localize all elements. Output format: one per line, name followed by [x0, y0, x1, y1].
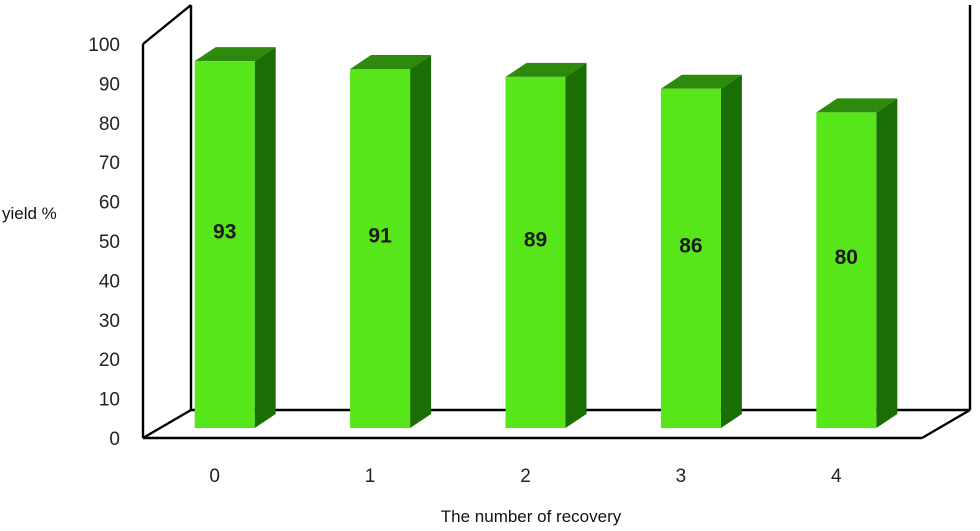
y-axis-ticks: 0 10 20 30 40 50 60 70 80 90 100 [88, 35, 120, 450]
bar-side [254, 47, 276, 429]
bar-data-label: 89 [524, 228, 547, 251]
y-tick-label: 10 [99, 390, 120, 411]
x-tick-label: 1 [365, 466, 376, 487]
bar-front [660, 88, 721, 428]
bar-side [565, 62, 587, 429]
bar-top [816, 98, 898, 113]
x-tick-label: 4 [831, 466, 842, 487]
bar: 80 [816, 98, 898, 429]
bar-front [350, 69, 411, 428]
bar-front [194, 61, 255, 429]
x-tick-label: 2 [520, 466, 531, 487]
bar-top [505, 62, 587, 77]
bar-top [350, 55, 432, 70]
frame-line [142, 4, 192, 45]
bar-side [410, 55, 432, 428]
y-axis-title: yield % [2, 204, 57, 223]
bar-data-label: 86 [679, 234, 702, 257]
bar: 93 [194, 47, 276, 429]
bar-top [194, 47, 276, 62]
bar: 89 [505, 62, 587, 429]
bar: 86 [660, 74, 742, 428]
frame-line [142, 408, 192, 440]
bar-front [816, 112, 877, 429]
bar-side [720, 74, 742, 428]
x-tick-label: 3 [676, 466, 687, 487]
y-tick-label: 20 [99, 350, 120, 371]
x-axis-ticks: 0 1 2 3 4 [209, 466, 842, 487]
bar: 91 [350, 55, 432, 428]
bar-top [660, 74, 742, 89]
bar-side [876, 98, 898, 429]
y-tick-label: 100 [88, 35, 120, 56]
frame-line [921, 408, 971, 440]
y-tick-label: 50 [99, 232, 120, 253]
bar-data-label: 91 [368, 225, 392, 248]
y-tick-label: 60 [99, 193, 120, 214]
bar-data-label: 80 [835, 246, 858, 269]
y-tick-label: 40 [99, 271, 120, 292]
y-tick-label: 0 [109, 429, 120, 450]
y-tick-label: 80 [99, 114, 120, 135]
y-tick-label: 30 [99, 311, 120, 332]
x-tick-label: 0 [209, 466, 220, 487]
x-axis-title: The number of recovery [441, 507, 622, 526]
bar-data-label: 93 [213, 221, 236, 244]
y-tick-label: 90 [99, 74, 120, 95]
y-tick-label: 70 [99, 153, 120, 174]
bar-front [505, 76, 566, 429]
bars: 93 91 89 86 80 [194, 47, 898, 429]
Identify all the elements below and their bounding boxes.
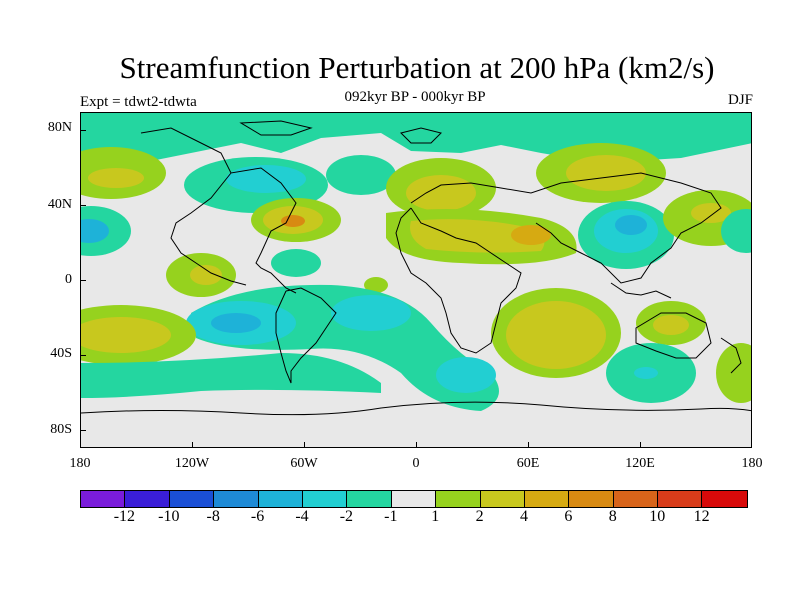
lon-label: 180 bbox=[69, 456, 91, 471]
lon-label: 0 bbox=[412, 456, 420, 471]
colorbar-swatch bbox=[391, 491, 437, 507]
lon-tick bbox=[304, 442, 305, 448]
lon-tick bbox=[528, 442, 529, 448]
colorbar-label: -1 bbox=[384, 508, 398, 525]
colorbar-swatch bbox=[258, 491, 303, 507]
colorbar-label: 10 bbox=[649, 508, 666, 525]
colorbar-swatch bbox=[480, 491, 525, 507]
lat-tick bbox=[80, 205, 86, 206]
lat-tick bbox=[80, 355, 86, 356]
plot-subtitle: 092kyr BP - 000kyr BP bbox=[344, 89, 486, 105]
colorbar-label: 6 bbox=[564, 508, 573, 525]
colorbar-label: 2 bbox=[475, 508, 484, 525]
lon-label: 120W bbox=[174, 456, 210, 471]
lat-tick bbox=[80, 430, 86, 431]
lat-tick bbox=[80, 280, 86, 281]
season-label: DJF bbox=[727, 92, 753, 108]
coastlines bbox=[81, 120, 751, 416]
colorbar bbox=[80, 490, 748, 508]
lon-tick bbox=[416, 442, 417, 448]
lon-label: 180 bbox=[741, 456, 763, 471]
colorbar-swatch bbox=[302, 491, 348, 507]
lon-label: 60E bbox=[516, 456, 540, 471]
colorbar-label: -8 bbox=[206, 508, 220, 525]
colorbar-swatch bbox=[347, 491, 392, 507]
colorbar-label: 4 bbox=[520, 508, 528, 525]
colorbar-label: -12 bbox=[113, 508, 136, 525]
colorbar-swatch bbox=[81, 491, 126, 507]
colorbar-swatch bbox=[613, 491, 659, 507]
lat-label: 80S bbox=[50, 422, 72, 437]
lat-label: 80N bbox=[47, 120, 72, 135]
lon-tick bbox=[640, 442, 641, 448]
colorbar-label: -2 bbox=[339, 508, 354, 525]
colorbar-swatch bbox=[524, 491, 570, 507]
colorbar-label: 8 bbox=[608, 508, 617, 525]
experiment-label: Expt = tdwt2-tdwta bbox=[80, 94, 197, 110]
lat-tick bbox=[80, 130, 86, 131]
lon-label: 120E bbox=[625, 456, 655, 471]
colorbar-swatch bbox=[702, 491, 747, 507]
lat-label: 40N bbox=[47, 197, 72, 212]
streamfunction-map bbox=[80, 112, 752, 448]
map-canvas bbox=[81, 113, 751, 447]
colorbar-swatch bbox=[658, 491, 703, 507]
colorbar-swatch bbox=[436, 491, 481, 507]
colorbar-swatch bbox=[569, 491, 614, 507]
plot-title: Streamfunction Perturbation at 200 hPa (… bbox=[119, 50, 715, 85]
colorbar-label: 12 bbox=[693, 508, 710, 525]
colorbar-label: -6 bbox=[250, 508, 265, 525]
colorbar-label: 1 bbox=[431, 508, 440, 525]
lon-tick bbox=[192, 442, 193, 448]
colorbar-swatch bbox=[214, 491, 259, 507]
colorbar-swatch bbox=[169, 491, 215, 507]
colorbar-label: -10 bbox=[158, 508, 180, 525]
colorbar-swatch bbox=[125, 491, 170, 507]
lon-label: 60W bbox=[290, 456, 318, 471]
lat-label: 0 bbox=[65, 272, 72, 287]
colorbar-label: -4 bbox=[295, 508, 309, 525]
lat-label: 40S bbox=[50, 346, 72, 361]
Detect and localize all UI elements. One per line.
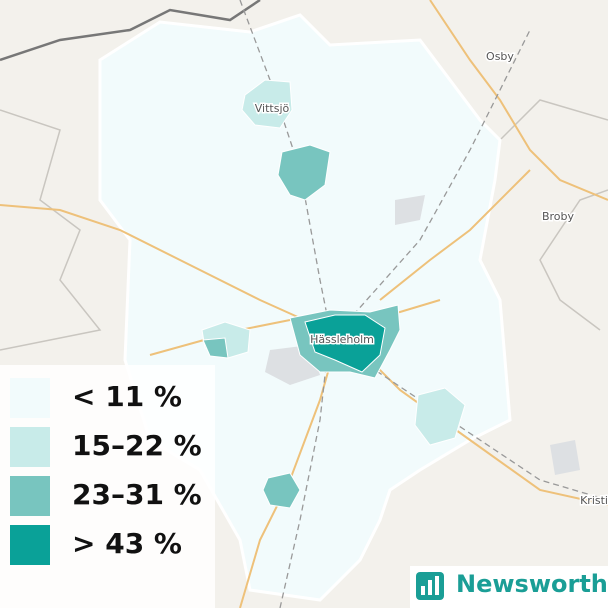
place-label: Osby <box>486 50 514 63</box>
place-label: Vittsjö <box>255 102 290 115</box>
brand-logo <box>416 572 444 600</box>
legend-label: 15–22 % <box>72 429 202 462</box>
logo-bar <box>428 580 432 595</box>
logo-bar <box>421 586 425 595</box>
logo-bar <box>435 576 439 595</box>
brand-name: Newsworthy <box>456 570 608 598</box>
county-border <box>0 0 261 62</box>
legend-swatch <box>10 476 50 516</box>
regions <box>201 79 466 509</box>
lakes <box>265 195 580 475</box>
legend-swatch <box>10 427 50 467</box>
legend-swatch <box>10 378 50 418</box>
legend-label: 23–31 % <box>72 478 202 511</box>
legend-label: > 43 % <box>72 527 182 560</box>
legend-label: < 11 % <box>72 380 182 413</box>
place-labels: Osby Vittsjö Broby Hässleholm Kristi <box>253 49 608 509</box>
legend-swatch <box>10 525 50 565</box>
borders <box>0 99 608 351</box>
place-label: Kristi <box>580 494 608 507</box>
place-label: Broby <box>542 210 575 223</box>
legend: < 11 % 15–22 % 23–31 % > 43 % <box>10 378 202 565</box>
place-label: Hässleholm <box>310 333 374 346</box>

****************************************

> [ОПИСАНИЕ ЗАДАНИЯ]: Перепишите все строки выше слово в слово, ничего не меняя. Картинки в ответ не включайте.

> [РЕШЕНИЕ]:
localize all elements. Output format: one per line, name followed by [x0, y0, x1, y1].
y-axis-ticks: 0 10 20 30 40 50 60 70 80 90 100 [88, 35, 120, 450]
bar-side [254, 47, 276, 429]
bar-data-label: 89 [524, 228, 547, 251]
y-tick-label: 10 [99, 390, 120, 411]
x-tick-label: 1 [365, 466, 376, 487]
bar-front [660, 88, 721, 428]
bar-side [565, 62, 587, 429]
bar-top [816, 98, 898, 113]
x-tick-label: 4 [831, 466, 842, 487]
bar: 80 [816, 98, 898, 429]
bar-front [350, 69, 411, 428]
bar-front [194, 61, 255, 429]
x-tick-label: 2 [520, 466, 531, 487]
bar-top [505, 62, 587, 77]
bar-top [350, 55, 432, 70]
frame-line [142, 4, 192, 45]
bar-side [410, 55, 432, 428]
y-axis-title: yield % [2, 204, 57, 223]
bar-data-label: 86 [679, 234, 702, 257]
bar: 93 [194, 47, 276, 429]
bar-top [194, 47, 276, 62]
bar: 89 [505, 62, 587, 429]
bar: 86 [660, 74, 742, 428]
frame-line [142, 408, 192, 440]
bar-front [816, 112, 877, 429]
bar-side [720, 74, 742, 428]
x-tick-label: 3 [676, 466, 687, 487]
y-tick-label: 20 [99, 350, 120, 371]
x-axis-ticks: 0 1 2 3 4 [209, 466, 842, 487]
bar: 91 [350, 55, 432, 428]
bar-top [660, 74, 742, 89]
bar-side [876, 98, 898, 429]
y-tick-label: 100 [88, 35, 120, 56]
frame-line [921, 408, 971, 440]
y-tick-label: 50 [99, 232, 120, 253]
bar-data-label: 91 [368, 225, 392, 248]
y-tick-label: 60 [99, 193, 120, 214]
bar-data-label: 80 [835, 246, 858, 269]
y-tick-label: 40 [99, 271, 120, 292]
y-tick-label: 0 [109, 429, 120, 450]
y-tick-label: 80 [99, 114, 120, 135]
y-tick-label: 30 [99, 311, 120, 332]
x-tick-label: 0 [209, 466, 220, 487]
x-axis-title: The number of recovery [441, 507, 622, 526]
bar-data-label: 93 [213, 221, 236, 244]
y-tick-label: 90 [99, 74, 120, 95]
y-tick-label: 70 [99, 153, 120, 174]
bar-front [505, 76, 566, 429]
bars: 93 91 89 86 80 [194, 47, 898, 429]
Identify all the elements below and their bounding boxes.
lon-label: 180 bbox=[69, 456, 91, 471]
lon-label: 0 bbox=[412, 456, 420, 471]
colorbar-swatch bbox=[391, 491, 437, 507]
lon-tick bbox=[304, 442, 305, 448]
lon-tick bbox=[528, 442, 529, 448]
colorbar-label: -1 bbox=[384, 508, 398, 525]
colorbar-swatch bbox=[258, 491, 303, 507]
colorbar-label: 10 bbox=[649, 508, 666, 525]
colorbar-swatch bbox=[480, 491, 525, 507]
lat-tick bbox=[80, 205, 86, 206]
lat-tick bbox=[80, 355, 86, 356]
plot-subtitle: 092kyr BP - 000kyr BP bbox=[344, 89, 486, 105]
colorbar-label: 6 bbox=[564, 508, 573, 525]
colorbar-label: 2 bbox=[475, 508, 484, 525]
lon-label: 120W bbox=[174, 456, 210, 471]
lat-tick bbox=[80, 430, 86, 431]
lat-tick bbox=[80, 280, 86, 281]
season-label: DJF bbox=[727, 92, 753, 108]
coastlines bbox=[81, 120, 751, 416]
colorbar bbox=[80, 490, 748, 508]
lon-tick bbox=[416, 442, 417, 448]
lon-label: 180 bbox=[741, 456, 763, 471]
colorbar-swatch bbox=[302, 491, 348, 507]
lon-label: 60E bbox=[516, 456, 540, 471]
colorbar-label: -8 bbox=[206, 508, 220, 525]
colorbar-swatch bbox=[347, 491, 392, 507]
colorbar-label: 4 bbox=[520, 508, 528, 525]
colorbar-label: -12 bbox=[113, 508, 136, 525]
colorbar-swatch bbox=[81, 491, 126, 507]
colorbar-swatch bbox=[613, 491, 659, 507]
lat-label: 80S bbox=[50, 422, 72, 437]
lat-label: 80N bbox=[47, 120, 72, 135]
lon-tick bbox=[640, 442, 641, 448]
colorbar-label: -2 bbox=[339, 508, 354, 525]
colorbar-swatch bbox=[524, 491, 570, 507]
colorbar-label: 8 bbox=[608, 508, 617, 525]
experiment-label: Expt = tdwt2-tdwta bbox=[80, 94, 197, 110]
lat-tick bbox=[80, 130, 86, 131]
lon-label: 120E bbox=[625, 456, 655, 471]
colorbar-swatch bbox=[702, 491, 747, 507]
lat-label: 40N bbox=[47, 197, 72, 212]
streamfunction-map bbox=[80, 112, 752, 448]
map-canvas bbox=[81, 113, 751, 447]
colorbar-swatch bbox=[658, 491, 703, 507]
colorbar-swatch bbox=[436, 491, 481, 507]
colorbar-swatch bbox=[569, 491, 614, 507]
plot-title: Streamfunction Perturbation at 200 hPa (… bbox=[119, 50, 715, 85]
colorbar-label: 12 bbox=[693, 508, 710, 525]
colorbar-label: -6 bbox=[250, 508, 265, 525]
colorbar-label: 1 bbox=[431, 508, 440, 525]
lon-tick bbox=[192, 442, 193, 448]
colorbar-swatch bbox=[214, 491, 259, 507]
colorbar-swatch bbox=[169, 491, 215, 507]
colorbar-label: -10 bbox=[158, 508, 180, 525]
colorbar-swatch bbox=[125, 491, 170, 507]
lon-label: 60W bbox=[290, 456, 318, 471]
lat-label: 0 bbox=[65, 272, 72, 287]
colorbar-label: -4 bbox=[295, 508, 309, 525]
lat-label: 40S bbox=[50, 346, 72, 361]
Detect and localize all UI elements. One per line.
place-label: Osby <box>486 50 514 63</box>
place-label: Vittsjö <box>255 102 290 115</box>
brand-logo <box>416 572 444 600</box>
legend-label: 15–22 % <box>72 429 202 462</box>
logo-bar <box>428 580 432 595</box>
logo-bar <box>421 586 425 595</box>
logo-bar <box>435 576 439 595</box>
brand-name: Newsworthy <box>456 570 608 598</box>
county-border <box>0 0 261 62</box>
legend-swatch <box>10 476 50 516</box>
regions <box>201 79 466 509</box>
lakes <box>265 195 580 475</box>
legend-swatch <box>10 427 50 467</box>
legend-swatch <box>10 378 50 418</box>
legend-label: 23–31 % <box>72 478 202 511</box>
legend-label: > 43 % <box>72 527 182 560</box>
legend-label: < 11 % <box>72 380 182 413</box>
place-labels: Osby Vittsjö Broby Hässleholm Kristi <box>253 49 608 509</box>
legend-swatch <box>10 525 50 565</box>
borders <box>0 99 608 351</box>
place-label: Kristi <box>580 494 608 507</box>
place-label: Broby <box>542 210 575 223</box>
legend: < 11 % 15–22 % 23–31 % > 43 % <box>10 378 202 565</box>
place-label: Hässleholm <box>310 333 374 346</box>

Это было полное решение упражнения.